Identify every line in the records below that contains the word "Суббота", and reproduce each one.

>> START

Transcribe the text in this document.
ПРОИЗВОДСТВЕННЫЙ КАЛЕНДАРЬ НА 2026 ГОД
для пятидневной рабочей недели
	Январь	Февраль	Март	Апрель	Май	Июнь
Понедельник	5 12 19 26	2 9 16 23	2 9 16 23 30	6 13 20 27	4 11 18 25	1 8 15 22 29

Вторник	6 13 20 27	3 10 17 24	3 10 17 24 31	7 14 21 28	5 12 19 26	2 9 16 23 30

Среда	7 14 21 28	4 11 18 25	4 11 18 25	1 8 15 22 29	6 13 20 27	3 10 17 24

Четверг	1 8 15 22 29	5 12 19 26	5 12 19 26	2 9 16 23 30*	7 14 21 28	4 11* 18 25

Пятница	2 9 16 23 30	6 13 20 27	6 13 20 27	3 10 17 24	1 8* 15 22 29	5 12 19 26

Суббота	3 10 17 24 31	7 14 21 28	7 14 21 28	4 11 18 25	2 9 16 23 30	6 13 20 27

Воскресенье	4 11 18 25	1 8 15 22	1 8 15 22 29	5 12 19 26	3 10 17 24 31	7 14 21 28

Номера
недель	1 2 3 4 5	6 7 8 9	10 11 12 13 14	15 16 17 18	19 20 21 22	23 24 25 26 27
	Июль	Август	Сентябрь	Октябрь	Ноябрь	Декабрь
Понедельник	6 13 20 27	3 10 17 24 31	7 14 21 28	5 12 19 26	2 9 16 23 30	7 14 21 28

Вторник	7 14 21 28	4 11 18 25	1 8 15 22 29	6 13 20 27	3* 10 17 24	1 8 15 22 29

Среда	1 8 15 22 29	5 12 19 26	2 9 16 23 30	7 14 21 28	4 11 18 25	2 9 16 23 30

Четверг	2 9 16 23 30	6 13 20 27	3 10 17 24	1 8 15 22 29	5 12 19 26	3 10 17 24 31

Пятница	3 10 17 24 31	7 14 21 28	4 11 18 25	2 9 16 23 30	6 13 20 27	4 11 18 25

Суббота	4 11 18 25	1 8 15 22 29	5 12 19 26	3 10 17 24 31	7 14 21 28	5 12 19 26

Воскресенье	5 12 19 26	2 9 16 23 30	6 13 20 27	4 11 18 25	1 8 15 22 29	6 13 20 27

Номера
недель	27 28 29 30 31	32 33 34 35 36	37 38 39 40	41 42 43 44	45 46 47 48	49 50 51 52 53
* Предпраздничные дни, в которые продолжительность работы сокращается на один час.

>> END

Solution to the exercise —
Суббота	3 10 17 24 31	7 14 21 28	7 14 21 28	4 11 18 25	2 9 16 23 30	6 13 20 27
Суббота	4 11 18 25	1 8 15 22 29	5 12 19 26	3 10 17 24 31	7 14 21 28	5 12 19 26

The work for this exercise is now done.